* **Short exercise**: Every entry below must be repeated exactly; skip the pictures.

* **Data to use**:
----------------
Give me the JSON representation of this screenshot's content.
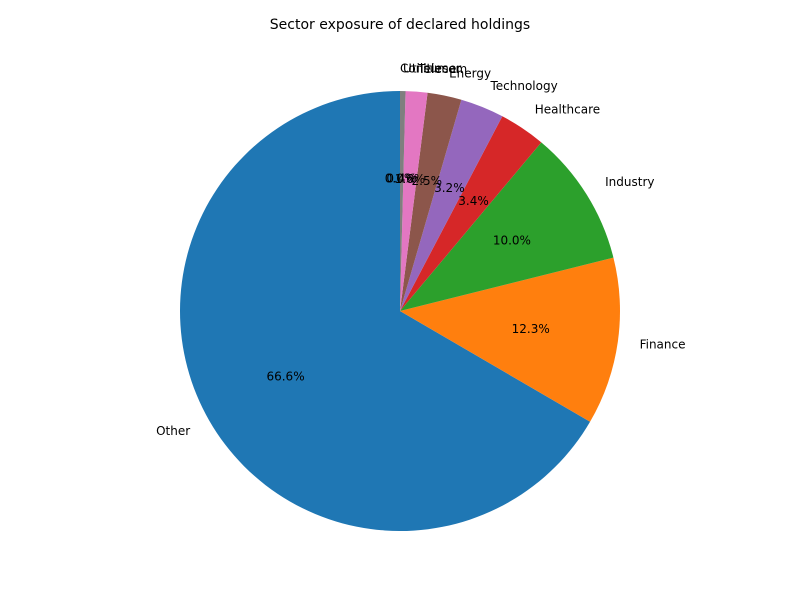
{
  "chart_data": {
    "type": "pie",
    "title": "Sector exposure of declared holdings",
    "start_angle_deg": 90,
    "direction": "counterclockwise",
    "slices": [
      {
        "label": "Other",
        "value": 66.6,
        "pct_label": "66.6%",
        "color": "#1f77b4"
      },
      {
        "label": "Finance",
        "value": 12.3,
        "pct_label": "12.3%",
        "color": "#ff7f0e"
      },
      {
        "label": "Industry",
        "value": 10.0,
        "pct_label": "10.0%",
        "color": "#2ca02c"
      },
      {
        "label": "Healthcare",
        "value": 3.4,
        "pct_label": "3.4%",
        "color": "#d62728"
      },
      {
        "label": "Technology",
        "value": 3.2,
        "pct_label": "3.2%",
        "color": "#9467bd"
      },
      {
        "label": "Energy",
        "value": 2.5,
        "pct_label": "2.5%",
        "color": "#8c564b"
      },
      {
        "label": "Telecom",
        "value": 1.6,
        "pct_label": "1.6%",
        "color": "#e377c2"
      },
      {
        "label": "Utilities",
        "value": 0.4,
        "pct_label": "0.4%",
        "color": "#7f7f7f"
      },
      {
        "label": "Consumer",
        "value": 0.0,
        "pct_label": "0.0%",
        "color": "#bcbd22"
      }
    ]
  }
}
----------------
* **Task answer**:
Give me the JSON representation of this screenshot's content.
{
  "chart_data": {
    "type": "pie",
    "title": "Sector exposure of declared holdings",
    "start_angle_deg": 90,
    "direction": "counterclockwise",
    "slices": [
      {
        "label": "Other",
        "value": 66.6,
        "pct_label": "66.6%",
        "color": "#1f77b4"
      },
      {
        "label": "Finance",
        "value": 12.3,
        "pct_label": "12.3%",
        "color": "#ff7f0e"
      },
      {
        "label": "Industry",
        "value": 10.0,
        "pct_label": "10.0%",
        "color": "#2ca02c"
      },
      {
        "label": "Healthcare",
        "value": 3.4,
        "pct_label": "3.4%",
        "color": "#d62728"
      },
      {
        "label": "Technology",
        "value": 3.2,
        "pct_label": "3.2%",
        "color": "#9467bd"
      },
      {
        "label": "Energy",
        "value": 2.5,
        "pct_label": "2.5%",
        "color": "#8c564b"
      },
      {
        "label": "Telecom",
        "value": 1.6,
        "pct_label": "1.6%",
        "color": "#e377c2"
      },
      {
        "label": "Utilities",
        "value": 0.4,
        "pct_label": "0.4%",
        "color": "#7f7f7f"
      },
      {
        "label": "Consumer",
        "value": 0.0,
        "pct_label": "0.0%",
        "color": "#bcbd22"
      }
    ]
  }
}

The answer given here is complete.